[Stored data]
•••

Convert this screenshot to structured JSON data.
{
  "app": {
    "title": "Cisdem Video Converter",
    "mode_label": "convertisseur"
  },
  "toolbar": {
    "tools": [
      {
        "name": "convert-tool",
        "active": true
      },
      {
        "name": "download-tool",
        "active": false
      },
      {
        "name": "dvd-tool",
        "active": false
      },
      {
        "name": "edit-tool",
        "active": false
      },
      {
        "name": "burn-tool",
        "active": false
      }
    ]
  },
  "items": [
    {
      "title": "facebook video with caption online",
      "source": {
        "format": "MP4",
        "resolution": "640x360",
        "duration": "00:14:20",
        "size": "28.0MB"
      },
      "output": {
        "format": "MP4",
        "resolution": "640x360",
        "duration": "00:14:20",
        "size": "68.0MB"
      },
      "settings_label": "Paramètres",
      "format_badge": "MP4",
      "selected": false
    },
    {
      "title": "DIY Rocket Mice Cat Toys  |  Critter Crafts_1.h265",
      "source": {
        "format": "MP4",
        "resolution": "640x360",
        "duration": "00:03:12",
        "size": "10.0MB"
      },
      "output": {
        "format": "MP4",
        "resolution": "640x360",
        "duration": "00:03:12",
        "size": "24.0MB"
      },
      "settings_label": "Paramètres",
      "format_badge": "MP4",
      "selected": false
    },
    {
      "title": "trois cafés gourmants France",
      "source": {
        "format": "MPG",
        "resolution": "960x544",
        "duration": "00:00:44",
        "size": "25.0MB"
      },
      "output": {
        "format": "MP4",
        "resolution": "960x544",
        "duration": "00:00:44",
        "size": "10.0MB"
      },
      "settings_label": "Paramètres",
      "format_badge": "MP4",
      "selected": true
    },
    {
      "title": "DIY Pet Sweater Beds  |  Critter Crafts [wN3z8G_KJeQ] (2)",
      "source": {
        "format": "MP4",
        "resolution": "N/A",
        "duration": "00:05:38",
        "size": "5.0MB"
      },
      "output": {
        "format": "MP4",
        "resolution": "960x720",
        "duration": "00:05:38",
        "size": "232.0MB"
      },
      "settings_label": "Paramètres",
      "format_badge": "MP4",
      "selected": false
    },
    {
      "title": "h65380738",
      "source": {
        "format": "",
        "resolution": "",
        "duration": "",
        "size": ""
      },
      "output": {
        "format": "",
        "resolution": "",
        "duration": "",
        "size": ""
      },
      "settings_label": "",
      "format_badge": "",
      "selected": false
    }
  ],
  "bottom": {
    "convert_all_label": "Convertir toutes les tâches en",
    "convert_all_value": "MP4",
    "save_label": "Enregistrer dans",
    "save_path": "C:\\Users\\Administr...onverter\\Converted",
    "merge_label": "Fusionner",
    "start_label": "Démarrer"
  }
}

•••

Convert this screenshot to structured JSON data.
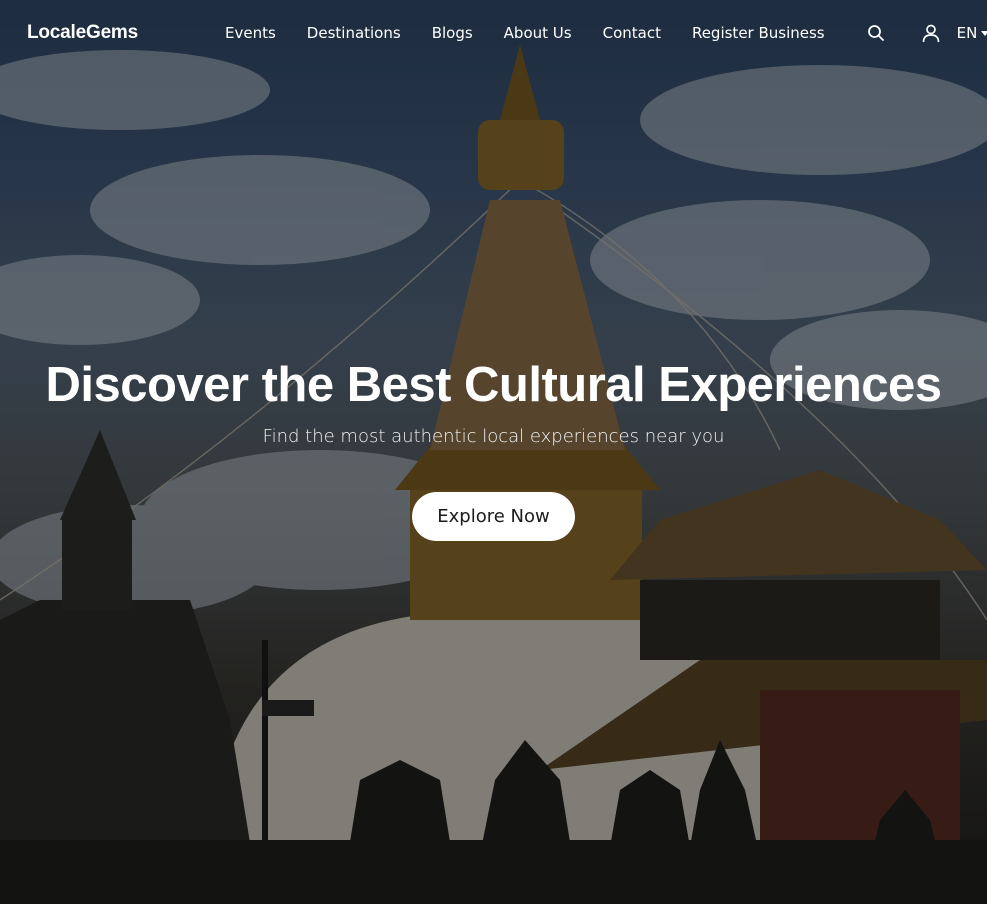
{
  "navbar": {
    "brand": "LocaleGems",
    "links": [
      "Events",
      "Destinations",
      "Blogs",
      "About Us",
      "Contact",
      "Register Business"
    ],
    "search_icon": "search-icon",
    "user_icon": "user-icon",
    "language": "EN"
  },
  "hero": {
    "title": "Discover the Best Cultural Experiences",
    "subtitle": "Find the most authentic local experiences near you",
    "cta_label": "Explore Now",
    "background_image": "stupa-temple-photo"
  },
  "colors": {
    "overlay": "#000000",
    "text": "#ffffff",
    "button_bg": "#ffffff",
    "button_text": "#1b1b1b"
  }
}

•••

### Written exercise
In the listing, find each line with the string "Critter" and copy it.

### Written answer
      "title": "DIY Rocket Mice Cat Toys  |  Critter Crafts_1.h265",
      "title": "DIY Pet Sweater Beds  |  Critter Crafts [wN3z8G_KJeQ] (2)",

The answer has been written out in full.